◆ EXERCISE AIM: Extract all lines in the data that contain the word "فرجة".
· · · · · · ·
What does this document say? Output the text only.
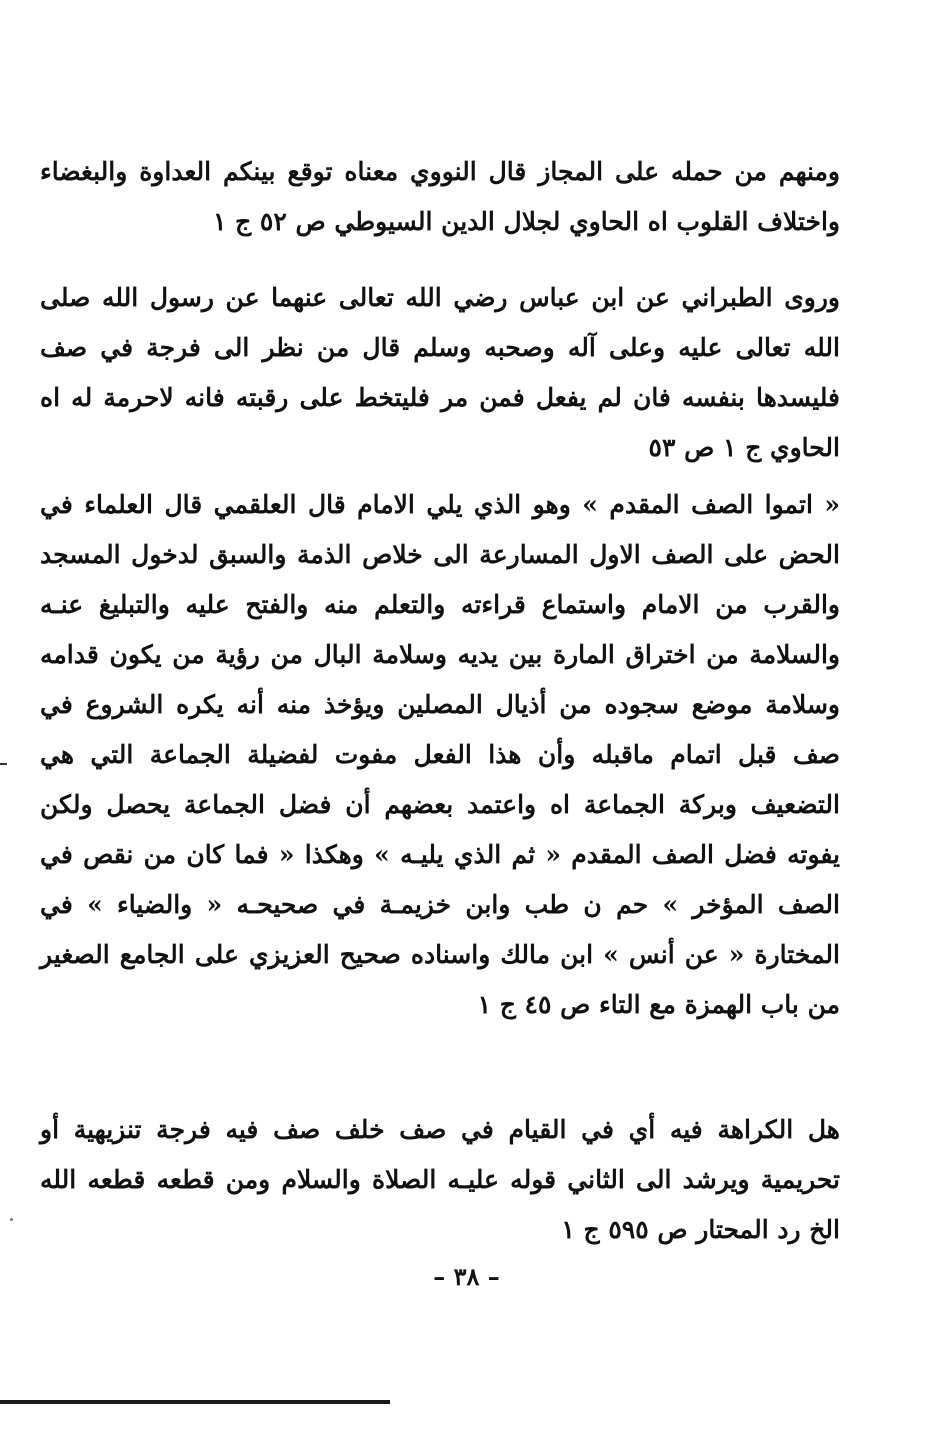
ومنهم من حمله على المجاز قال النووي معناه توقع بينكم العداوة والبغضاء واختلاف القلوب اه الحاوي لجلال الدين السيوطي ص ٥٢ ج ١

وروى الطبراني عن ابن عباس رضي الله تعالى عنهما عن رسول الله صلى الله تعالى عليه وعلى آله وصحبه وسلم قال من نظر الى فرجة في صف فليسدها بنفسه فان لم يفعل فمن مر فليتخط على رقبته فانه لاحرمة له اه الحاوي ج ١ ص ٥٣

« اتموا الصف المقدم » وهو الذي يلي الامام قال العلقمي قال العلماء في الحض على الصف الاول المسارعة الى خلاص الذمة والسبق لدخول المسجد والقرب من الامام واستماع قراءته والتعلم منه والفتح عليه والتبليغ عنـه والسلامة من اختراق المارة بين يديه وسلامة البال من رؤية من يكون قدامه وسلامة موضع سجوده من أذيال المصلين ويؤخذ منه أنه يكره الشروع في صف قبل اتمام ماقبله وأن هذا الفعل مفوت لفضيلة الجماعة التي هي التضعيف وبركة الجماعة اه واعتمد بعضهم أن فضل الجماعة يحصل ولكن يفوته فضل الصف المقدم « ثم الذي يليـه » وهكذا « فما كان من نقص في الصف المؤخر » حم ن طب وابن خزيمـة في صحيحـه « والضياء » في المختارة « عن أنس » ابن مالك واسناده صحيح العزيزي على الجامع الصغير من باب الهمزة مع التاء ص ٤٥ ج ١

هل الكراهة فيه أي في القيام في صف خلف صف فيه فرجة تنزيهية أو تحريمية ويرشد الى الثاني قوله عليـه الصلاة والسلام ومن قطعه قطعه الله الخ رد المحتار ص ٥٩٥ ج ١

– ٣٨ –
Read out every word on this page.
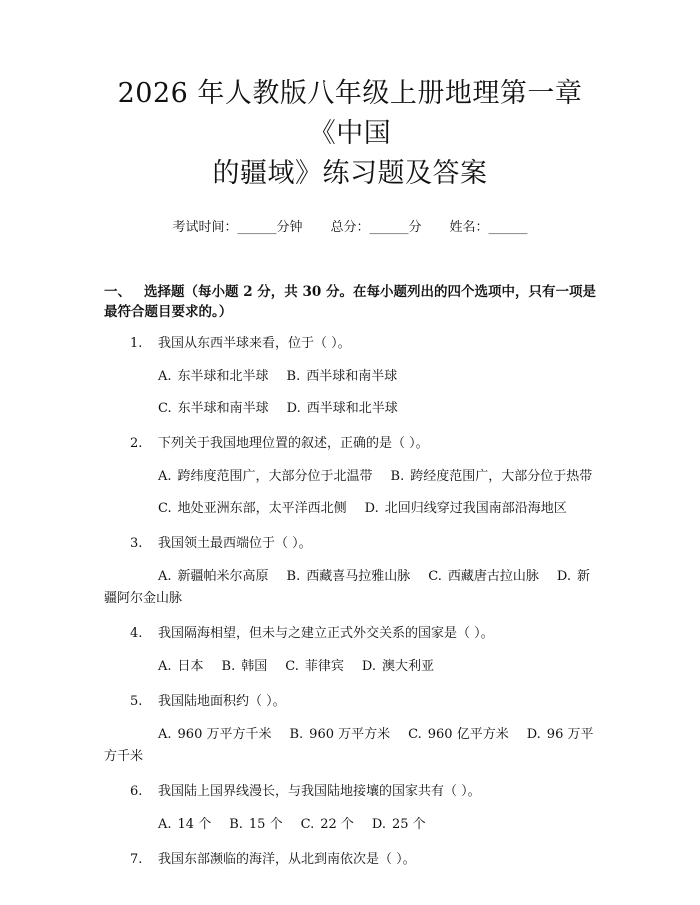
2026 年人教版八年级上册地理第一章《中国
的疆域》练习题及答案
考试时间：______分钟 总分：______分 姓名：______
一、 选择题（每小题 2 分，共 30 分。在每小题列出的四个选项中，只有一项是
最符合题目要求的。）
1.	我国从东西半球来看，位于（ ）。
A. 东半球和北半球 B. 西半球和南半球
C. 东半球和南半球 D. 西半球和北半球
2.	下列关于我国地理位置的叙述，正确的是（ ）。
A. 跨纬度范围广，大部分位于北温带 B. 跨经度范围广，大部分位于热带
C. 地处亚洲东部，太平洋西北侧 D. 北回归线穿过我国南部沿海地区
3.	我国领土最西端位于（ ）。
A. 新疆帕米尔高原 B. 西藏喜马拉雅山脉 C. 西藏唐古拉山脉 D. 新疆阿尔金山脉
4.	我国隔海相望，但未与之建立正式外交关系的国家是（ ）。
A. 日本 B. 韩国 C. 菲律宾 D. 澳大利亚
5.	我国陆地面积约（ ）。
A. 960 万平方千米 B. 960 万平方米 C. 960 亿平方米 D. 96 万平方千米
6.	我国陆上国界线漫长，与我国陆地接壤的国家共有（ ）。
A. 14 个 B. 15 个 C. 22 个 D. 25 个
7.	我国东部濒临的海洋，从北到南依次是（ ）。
· · · · · · ·
◆ WRITTEN ANSWER:
وروى الطبراني عن ابن عباس رضي الله تعالى عنهما عن رسول الله صلى الله تعالى عليه وعلى آله وصحبه وسلم قال من نظر الى فرجة في صف فليسدها بنفسه فان لم يفعل فمن مر فليتخط على رقبته فانه لاحرمة له اه الحاوي ج ١ ص ٥٣
هل الكراهة فيه أي في القيام في صف خلف صف فيه فرجة تنزيهية أو تحريمية ويرشد الى الثاني قوله عليـه الصلاة والسلام ومن قطعه قطعه الله الخ رد المحتار ص ٥٩٥ ج ١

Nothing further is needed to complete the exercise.